> [DATA SECTION]:
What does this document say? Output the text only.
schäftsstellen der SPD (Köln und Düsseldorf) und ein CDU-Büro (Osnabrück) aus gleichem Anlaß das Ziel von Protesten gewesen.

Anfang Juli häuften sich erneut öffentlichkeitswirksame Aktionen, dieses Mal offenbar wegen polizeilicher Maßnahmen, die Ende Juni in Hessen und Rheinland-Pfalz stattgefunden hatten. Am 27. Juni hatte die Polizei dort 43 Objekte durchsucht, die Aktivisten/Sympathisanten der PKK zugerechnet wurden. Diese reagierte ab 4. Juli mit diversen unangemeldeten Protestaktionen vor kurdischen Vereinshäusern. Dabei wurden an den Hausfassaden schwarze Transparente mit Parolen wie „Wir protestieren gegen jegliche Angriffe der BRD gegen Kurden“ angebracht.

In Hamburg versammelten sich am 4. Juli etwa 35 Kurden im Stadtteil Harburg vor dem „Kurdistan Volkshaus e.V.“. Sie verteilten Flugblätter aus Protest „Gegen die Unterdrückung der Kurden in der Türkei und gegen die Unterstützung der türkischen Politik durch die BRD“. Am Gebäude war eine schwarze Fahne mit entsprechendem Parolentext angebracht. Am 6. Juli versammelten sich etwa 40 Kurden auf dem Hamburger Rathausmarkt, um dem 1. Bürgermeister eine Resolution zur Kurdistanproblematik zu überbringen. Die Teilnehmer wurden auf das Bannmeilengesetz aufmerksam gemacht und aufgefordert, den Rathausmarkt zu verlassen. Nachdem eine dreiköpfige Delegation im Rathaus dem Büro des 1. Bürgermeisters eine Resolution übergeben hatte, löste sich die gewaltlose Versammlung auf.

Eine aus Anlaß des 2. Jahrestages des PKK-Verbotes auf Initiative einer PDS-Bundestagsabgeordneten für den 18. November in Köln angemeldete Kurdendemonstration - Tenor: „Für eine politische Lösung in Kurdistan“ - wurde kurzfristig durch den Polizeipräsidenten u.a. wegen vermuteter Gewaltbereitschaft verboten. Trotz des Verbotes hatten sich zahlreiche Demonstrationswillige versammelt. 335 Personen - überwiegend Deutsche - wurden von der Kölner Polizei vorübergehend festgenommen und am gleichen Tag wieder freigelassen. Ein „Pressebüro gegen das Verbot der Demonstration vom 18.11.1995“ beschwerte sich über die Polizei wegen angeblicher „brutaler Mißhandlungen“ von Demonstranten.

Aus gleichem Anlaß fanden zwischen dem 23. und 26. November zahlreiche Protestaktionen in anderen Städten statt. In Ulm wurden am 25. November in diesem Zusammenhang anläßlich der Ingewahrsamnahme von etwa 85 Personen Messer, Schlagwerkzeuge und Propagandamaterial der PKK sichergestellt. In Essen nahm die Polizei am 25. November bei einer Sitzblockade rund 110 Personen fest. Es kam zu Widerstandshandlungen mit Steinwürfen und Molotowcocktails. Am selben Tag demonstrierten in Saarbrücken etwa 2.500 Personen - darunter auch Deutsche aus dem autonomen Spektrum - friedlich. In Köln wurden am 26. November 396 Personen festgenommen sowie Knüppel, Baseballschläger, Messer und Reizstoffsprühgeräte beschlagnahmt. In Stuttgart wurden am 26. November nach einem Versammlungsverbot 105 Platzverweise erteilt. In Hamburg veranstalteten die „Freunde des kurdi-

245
--
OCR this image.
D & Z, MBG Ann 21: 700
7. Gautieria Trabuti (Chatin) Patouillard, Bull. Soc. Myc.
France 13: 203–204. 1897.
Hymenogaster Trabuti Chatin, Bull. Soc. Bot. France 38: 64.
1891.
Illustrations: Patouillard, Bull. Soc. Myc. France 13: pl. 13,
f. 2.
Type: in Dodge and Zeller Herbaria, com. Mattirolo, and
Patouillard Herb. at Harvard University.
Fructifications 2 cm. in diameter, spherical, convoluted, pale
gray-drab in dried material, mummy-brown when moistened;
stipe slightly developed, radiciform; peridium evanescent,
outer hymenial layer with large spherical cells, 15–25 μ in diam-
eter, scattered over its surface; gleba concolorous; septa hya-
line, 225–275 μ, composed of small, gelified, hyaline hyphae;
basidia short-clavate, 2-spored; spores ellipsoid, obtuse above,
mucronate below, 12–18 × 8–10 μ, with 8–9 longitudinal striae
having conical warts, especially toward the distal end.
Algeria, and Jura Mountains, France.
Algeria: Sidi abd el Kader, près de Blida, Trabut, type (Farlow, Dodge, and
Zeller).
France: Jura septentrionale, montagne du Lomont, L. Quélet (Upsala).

> [TASK BRIEF]: Wherever the string "spherical" occurs in the entries, copy that whole line.

> [RESULT OF THE TASK]:
Fructifications 2 cm. in diameter, spherical, convoluted, pale
outer hymenial layer with large spherical cells, 15–25 μ in diam-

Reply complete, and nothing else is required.